__INSTRUCTIONS TO FOLLOW__
Each line of the listing must be transcribed exactly, except for the images, which should be excluded.

__THE RECORDS__
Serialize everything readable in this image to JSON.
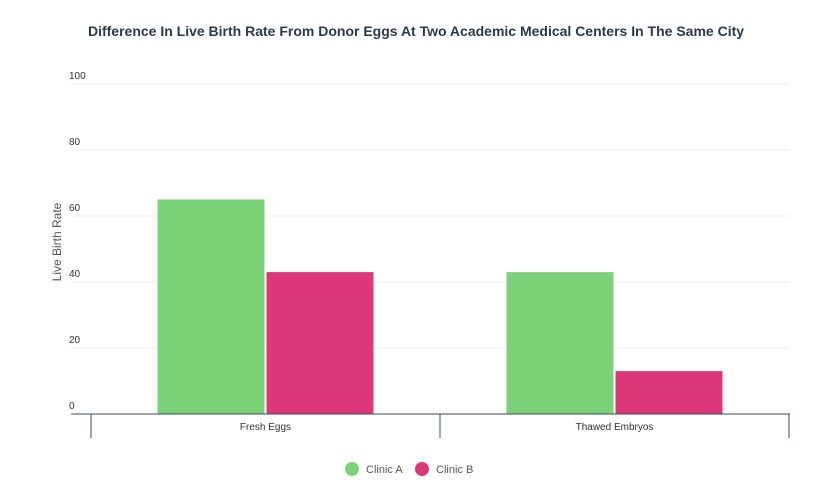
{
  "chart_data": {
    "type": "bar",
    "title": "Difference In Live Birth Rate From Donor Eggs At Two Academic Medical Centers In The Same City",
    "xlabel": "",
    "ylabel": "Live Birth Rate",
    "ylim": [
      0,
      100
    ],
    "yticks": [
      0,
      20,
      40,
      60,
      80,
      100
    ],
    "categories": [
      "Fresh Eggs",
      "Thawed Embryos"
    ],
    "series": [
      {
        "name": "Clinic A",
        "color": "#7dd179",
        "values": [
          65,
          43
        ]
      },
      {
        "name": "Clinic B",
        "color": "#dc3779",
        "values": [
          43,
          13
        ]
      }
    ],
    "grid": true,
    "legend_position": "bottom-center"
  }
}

__RESPONSE FOR THIS EXERCISE__
Serialize everything readable in this image to JSON.
{
  "chart_data": {
    "type": "bar",
    "title": "Difference In Live Birth Rate From Donor Eggs At Two Academic Medical Centers In The Same City",
    "xlabel": "",
    "ylabel": "Live Birth Rate",
    "ylim": [
      0,
      100
    ],
    "yticks": [
      0,
      20,
      40,
      60,
      80,
      100
    ],
    "categories": [
      "Fresh Eggs",
      "Thawed Embryos"
    ],
    "series": [
      {
        "name": "Clinic A",
        "color": "#7dd179",
        "values": [
          65,
          43
        ]
      },
      {
        "name": "Clinic B",
        "color": "#dc3779",
        "values": [
          43,
          13
        ]
      }
    ],
    "grid": true,
    "legend_position": "bottom-center"
  }
}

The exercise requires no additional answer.